*DIRECTION*
Return every line of the records below that contains the string "Berohiti".

*INFORMATION PROVIDED*

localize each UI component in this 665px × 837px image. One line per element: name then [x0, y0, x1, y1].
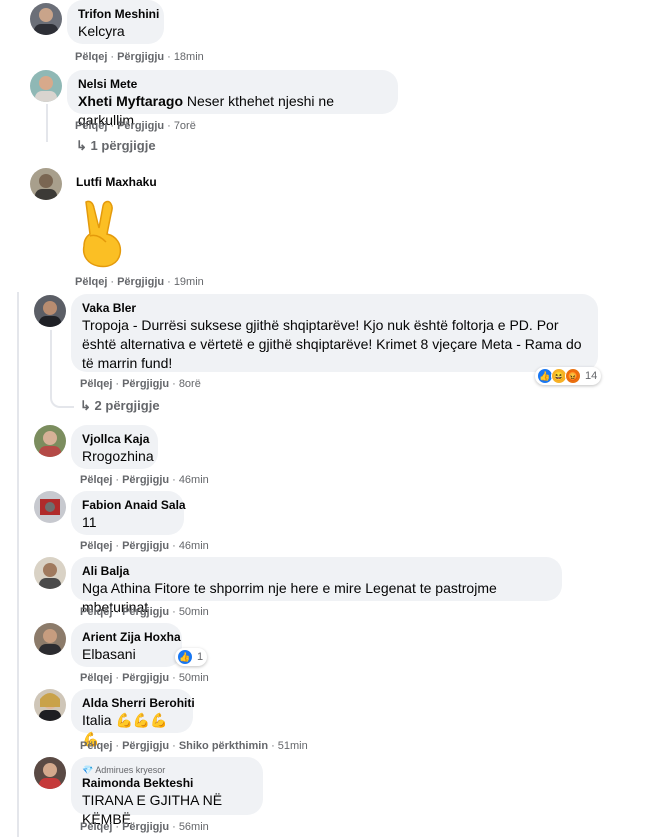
top-fan-badge: 💎 Admirues kryesor	[82, 764, 252, 776]
diamond-icon: 💎	[82, 765, 94, 775]
like-link[interactable]: Pëlqej	[80, 606, 112, 618]
commenter-name[interactable]: Lutfi Maxhaku	[76, 175, 157, 190]
reply-arrow-icon: ↳	[76, 138, 87, 153]
reactions-summary[interactable]: 👍 😆 😡 14	[535, 367, 602, 385]
avatar[interactable]	[34, 491, 66, 523]
comment-text: Kelcyra	[78, 23, 125, 39]
replies-count: 2 përgjigje	[94, 398, 160, 413]
comment-actions: Pëlqej · Përgjigju · 19min	[75, 276, 204, 288]
emoji-comment	[72, 198, 130, 268]
comment-bubble: Vjollca Kaja Rrogozhina	[71, 425, 158, 469]
avatar[interactable]	[30, 3, 62, 35]
comment-text: Rrogozhina	[82, 448, 154, 464]
reply-link[interactable]: Përgjigju	[122, 540, 169, 552]
like-reaction-icon: 👍	[177, 649, 193, 665]
thread-line	[46, 104, 48, 142]
avatar[interactable]	[34, 757, 66, 789]
victory-hand-icon	[82, 200, 122, 268]
like-link[interactable]: Pëlqej	[80, 474, 112, 486]
reply-link[interactable]: Përgjigju	[117, 51, 164, 63]
like-link[interactable]: Pëlqej	[75, 276, 107, 288]
comment-actions: Pëlqej · Përgjigju · 8orë	[80, 378, 201, 390]
reply-link[interactable]: Përgjigju	[122, 821, 169, 833]
angry-reaction-icon: 😡	[565, 368, 581, 384]
commenter-name[interactable]: Arient Zija Hoxha	[82, 630, 181, 645]
view-replies-link[interactable]: ↳ 1 përgjigje	[76, 138, 156, 154]
comment-text: 11	[82, 514, 97, 530]
avatar[interactable]	[34, 425, 66, 457]
commenter-name[interactable]: Alda Sherri Berohiti	[82, 696, 195, 711]
avatar[interactable]	[34, 295, 66, 327]
commenter-name[interactable]: Vjollca Kaja	[82, 432, 149, 447]
reply-link[interactable]: Përgjigju	[117, 276, 164, 288]
comment-bubble: 💎 Admirues kryesor Raimonda Bekteshi TIR…	[71, 757, 263, 827]
timestamp[interactable]: 19min	[174, 276, 204, 288]
commenter-name[interactable]: Ali Balja	[82, 564, 551, 579]
commenter-name[interactable]: Nelsi Mete	[78, 77, 387, 92]
comment-bubble: Ali Balja Nga Athina Fitore te shporrim …	[71, 557, 562, 615]
reply-arrow-icon: ↳	[80, 398, 91, 413]
comment-bubble: Trifon Meshini Kelcyra	[67, 0, 164, 44]
reply-link[interactable]: Përgjigju	[122, 740, 169, 752]
comment-bubble: Fabion Anaid Sala 11	[71, 491, 186, 535]
see-translation-link[interactable]: Shiko përkthimin	[179, 740, 268, 752]
timestamp[interactable]: 46min	[179, 540, 209, 552]
timestamp[interactable]: 8orë	[179, 378, 201, 390]
avatar[interactable]	[34, 689, 66, 721]
commenter-name[interactable]: Trifon Meshini	[78, 7, 159, 22]
reaction-count: 14	[585, 370, 598, 382]
timestamp[interactable]: 18min	[174, 51, 204, 63]
commenter-name[interactable]: Fabion Anaid Sala	[82, 498, 186, 513]
replies-count: 1 përgjigje	[90, 138, 156, 153]
avatar[interactable]	[30, 70, 62, 102]
comment-bubble: Nelsi Mete Xheti Myftarago Neser kthehet…	[67, 70, 398, 128]
like-link[interactable]: Pëlqej	[80, 740, 112, 752]
reply-link[interactable]: Përgjigju	[122, 474, 169, 486]
comment-bubble: Vaka Bler Tropoja - Durrësi suksese gjit…	[71, 294, 598, 372]
view-replies-link[interactable]: ↳ 2 përgjigje	[80, 398, 160, 414]
commenter-name[interactable]: Raimonda Bekteshi	[82, 776, 252, 791]
timestamp[interactable]: 46min	[179, 474, 209, 486]
timestamp[interactable]: 50min	[179, 606, 209, 618]
comment-bubble: Arient Zija Hoxha Elbasani	[71, 623, 182, 667]
like-link[interactable]: Pëlqej	[75, 120, 107, 132]
comment-actions: Pëlqej · Përgjigju · 56min	[80, 821, 209, 833]
comment-text: Tropoja - Durrësi suksese gjithë shqipta…	[82, 317, 582, 371]
timestamp[interactable]: 56min	[179, 821, 209, 833]
like-link[interactable]: Pëlqej	[80, 378, 112, 390]
comment-bubble: Alda Sherri Berohiti Italia 💪💪💪💪	[71, 689, 195, 747]
reply-link[interactable]: Përgjigju	[117, 120, 164, 132]
like-link[interactable]: Pëlqej	[80, 540, 112, 552]
comment-actions: Pëlqej · Përgjigju · 50min	[80, 606, 209, 618]
reaction-count: 1	[197, 651, 204, 663]
comment-actions: Pëlqej · Përgjigju · 50min	[80, 672, 209, 684]
comment-text: Elbasani	[82, 646, 136, 662]
timestamp[interactable]: 51min	[278, 740, 308, 752]
commenter-name[interactable]: Vaka Bler	[82, 301, 587, 316]
avatar[interactable]	[34, 557, 66, 589]
reply-link[interactable]: Përgjigju	[122, 378, 169, 390]
reply-link[interactable]: Përgjigju	[122, 606, 169, 618]
reply-link[interactable]: Përgjigju	[122, 672, 169, 684]
thread-line	[17, 292, 19, 837]
timestamp[interactable]: 50min	[179, 672, 209, 684]
timestamp[interactable]: 7orë	[174, 120, 196, 132]
comment-actions: Pëlqej · Përgjigju · Shiko përkthimin · 51min	[80, 740, 308, 752]
like-link[interactable]: Pëlqej	[80, 672, 112, 684]
badge-label: Admirues kryesor	[95, 765, 166, 775]
like-link[interactable]: Pëlqej	[75, 51, 107, 63]
avatar[interactable]	[34, 623, 66, 655]
like-link[interactable]: Pëlqej	[80, 821, 112, 833]
comment-actions: Pëlqej · Përgjigju · 46min	[80, 540, 209, 552]
tagged-user[interactable]: Xheti Myftarago	[78, 93, 183, 109]
reactions-summary[interactable]: 👍 1	[175, 648, 208, 666]
comment-actions: Pëlqej · Përgjigju · 18min	[75, 51, 204, 63]
comment-actions: Pëlqej · Përgjigju · 7orë	[75, 120, 196, 132]
avatar[interactable]	[30, 168, 62, 200]
comment-actions: Pëlqej · Përgjigju · 46min	[80, 474, 209, 486]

*SOLUTION*
commenter-name[interactable]: Alda Sherri Berohiti	[82, 696, 195, 711]
comment-bubble: Alda Sherri Berohiti Italia 💪💪💪💪	[71, 689, 195, 747]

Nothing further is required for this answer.